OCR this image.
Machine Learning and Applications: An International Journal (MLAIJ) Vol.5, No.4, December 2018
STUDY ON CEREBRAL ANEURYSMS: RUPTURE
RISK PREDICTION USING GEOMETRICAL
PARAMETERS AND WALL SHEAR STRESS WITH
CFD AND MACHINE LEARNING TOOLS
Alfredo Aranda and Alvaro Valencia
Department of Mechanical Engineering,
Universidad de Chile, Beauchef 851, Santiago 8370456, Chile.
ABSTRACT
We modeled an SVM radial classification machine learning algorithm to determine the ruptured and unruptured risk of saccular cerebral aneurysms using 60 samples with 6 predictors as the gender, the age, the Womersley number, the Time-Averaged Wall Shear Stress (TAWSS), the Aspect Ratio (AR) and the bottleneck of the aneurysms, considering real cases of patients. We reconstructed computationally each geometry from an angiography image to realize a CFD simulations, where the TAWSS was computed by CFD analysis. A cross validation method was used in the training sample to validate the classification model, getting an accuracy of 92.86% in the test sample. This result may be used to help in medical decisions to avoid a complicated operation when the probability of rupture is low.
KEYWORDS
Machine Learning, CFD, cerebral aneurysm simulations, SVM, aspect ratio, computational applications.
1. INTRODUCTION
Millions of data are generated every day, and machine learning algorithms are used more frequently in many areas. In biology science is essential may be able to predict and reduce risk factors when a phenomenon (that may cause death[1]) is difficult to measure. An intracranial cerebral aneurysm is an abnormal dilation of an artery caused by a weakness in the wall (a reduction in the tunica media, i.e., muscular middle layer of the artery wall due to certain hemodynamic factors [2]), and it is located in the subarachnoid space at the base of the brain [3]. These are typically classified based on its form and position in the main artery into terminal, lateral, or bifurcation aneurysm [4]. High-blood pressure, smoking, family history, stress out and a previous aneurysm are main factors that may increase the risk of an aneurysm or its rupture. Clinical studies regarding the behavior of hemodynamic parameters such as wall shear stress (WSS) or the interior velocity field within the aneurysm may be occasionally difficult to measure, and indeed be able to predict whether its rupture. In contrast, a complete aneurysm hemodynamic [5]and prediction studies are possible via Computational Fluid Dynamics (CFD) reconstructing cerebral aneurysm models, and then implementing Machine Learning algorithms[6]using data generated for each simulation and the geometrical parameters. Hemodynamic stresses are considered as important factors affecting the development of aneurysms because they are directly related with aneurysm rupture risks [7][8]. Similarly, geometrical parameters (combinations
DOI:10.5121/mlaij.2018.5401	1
* * *
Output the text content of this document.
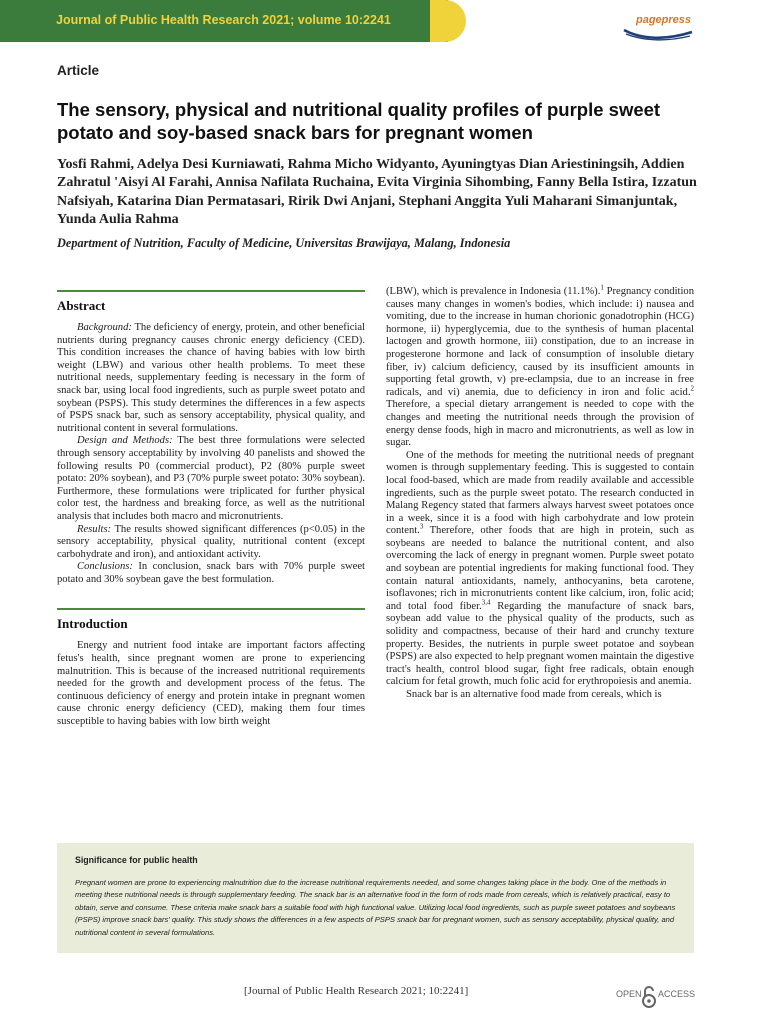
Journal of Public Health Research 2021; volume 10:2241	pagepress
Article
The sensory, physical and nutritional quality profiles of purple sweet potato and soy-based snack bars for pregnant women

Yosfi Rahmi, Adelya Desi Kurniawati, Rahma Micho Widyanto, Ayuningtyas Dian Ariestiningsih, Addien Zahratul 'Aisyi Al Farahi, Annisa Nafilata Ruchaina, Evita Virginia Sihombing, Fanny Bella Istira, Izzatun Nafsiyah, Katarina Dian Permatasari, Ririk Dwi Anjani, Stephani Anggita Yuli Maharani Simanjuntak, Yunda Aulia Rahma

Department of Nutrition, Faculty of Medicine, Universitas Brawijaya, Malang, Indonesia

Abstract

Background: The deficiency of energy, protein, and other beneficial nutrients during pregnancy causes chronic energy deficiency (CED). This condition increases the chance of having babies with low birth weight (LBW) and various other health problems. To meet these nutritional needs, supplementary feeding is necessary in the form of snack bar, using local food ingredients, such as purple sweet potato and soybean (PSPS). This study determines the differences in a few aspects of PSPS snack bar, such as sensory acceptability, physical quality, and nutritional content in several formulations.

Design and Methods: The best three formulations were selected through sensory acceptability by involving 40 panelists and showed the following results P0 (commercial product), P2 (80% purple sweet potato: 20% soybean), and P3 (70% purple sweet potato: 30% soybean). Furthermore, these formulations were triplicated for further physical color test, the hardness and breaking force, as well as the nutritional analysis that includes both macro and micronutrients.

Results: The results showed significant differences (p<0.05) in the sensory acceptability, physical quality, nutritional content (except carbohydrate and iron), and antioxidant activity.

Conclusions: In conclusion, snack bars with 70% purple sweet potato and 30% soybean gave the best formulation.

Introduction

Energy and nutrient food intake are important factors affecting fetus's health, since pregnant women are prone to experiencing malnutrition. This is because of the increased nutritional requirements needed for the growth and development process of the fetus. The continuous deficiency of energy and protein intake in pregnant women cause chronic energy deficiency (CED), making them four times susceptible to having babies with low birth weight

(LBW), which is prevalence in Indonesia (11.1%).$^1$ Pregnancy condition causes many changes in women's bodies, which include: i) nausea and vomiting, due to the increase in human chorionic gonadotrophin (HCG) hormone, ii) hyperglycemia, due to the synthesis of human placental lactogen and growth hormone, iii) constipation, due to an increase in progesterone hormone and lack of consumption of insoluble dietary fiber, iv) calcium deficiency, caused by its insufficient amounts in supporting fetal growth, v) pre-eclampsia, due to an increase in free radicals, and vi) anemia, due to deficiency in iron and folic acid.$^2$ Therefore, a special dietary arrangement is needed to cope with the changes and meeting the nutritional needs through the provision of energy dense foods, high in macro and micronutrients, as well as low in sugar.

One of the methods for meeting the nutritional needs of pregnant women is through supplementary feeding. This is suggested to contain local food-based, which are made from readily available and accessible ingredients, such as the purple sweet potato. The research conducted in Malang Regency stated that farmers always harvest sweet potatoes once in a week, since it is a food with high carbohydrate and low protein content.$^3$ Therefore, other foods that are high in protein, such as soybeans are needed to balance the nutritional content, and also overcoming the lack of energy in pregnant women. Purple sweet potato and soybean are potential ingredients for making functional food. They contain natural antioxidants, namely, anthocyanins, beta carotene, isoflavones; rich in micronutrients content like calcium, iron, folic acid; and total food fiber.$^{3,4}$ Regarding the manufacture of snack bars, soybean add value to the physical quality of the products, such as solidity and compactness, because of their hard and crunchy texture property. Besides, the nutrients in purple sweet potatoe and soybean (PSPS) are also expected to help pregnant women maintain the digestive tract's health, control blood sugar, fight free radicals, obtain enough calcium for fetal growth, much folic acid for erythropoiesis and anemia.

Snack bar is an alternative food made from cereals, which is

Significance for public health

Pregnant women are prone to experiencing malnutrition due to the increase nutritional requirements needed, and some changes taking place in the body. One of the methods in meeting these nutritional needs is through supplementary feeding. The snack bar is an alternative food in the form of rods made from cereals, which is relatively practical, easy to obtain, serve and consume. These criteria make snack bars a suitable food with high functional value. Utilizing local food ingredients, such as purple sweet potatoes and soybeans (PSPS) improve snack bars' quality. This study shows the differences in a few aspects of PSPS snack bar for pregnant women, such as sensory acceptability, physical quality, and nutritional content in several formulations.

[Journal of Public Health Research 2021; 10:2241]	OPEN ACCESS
* * *
> [Task directions]:
Each line above that contains the string "Department" should be copied.

> [Solution to this problem]:
Department of Mechanical Engineering,
Department of Nutrition, Faculty of Medicine, Universitas Brawijaya, Malang, Indonesia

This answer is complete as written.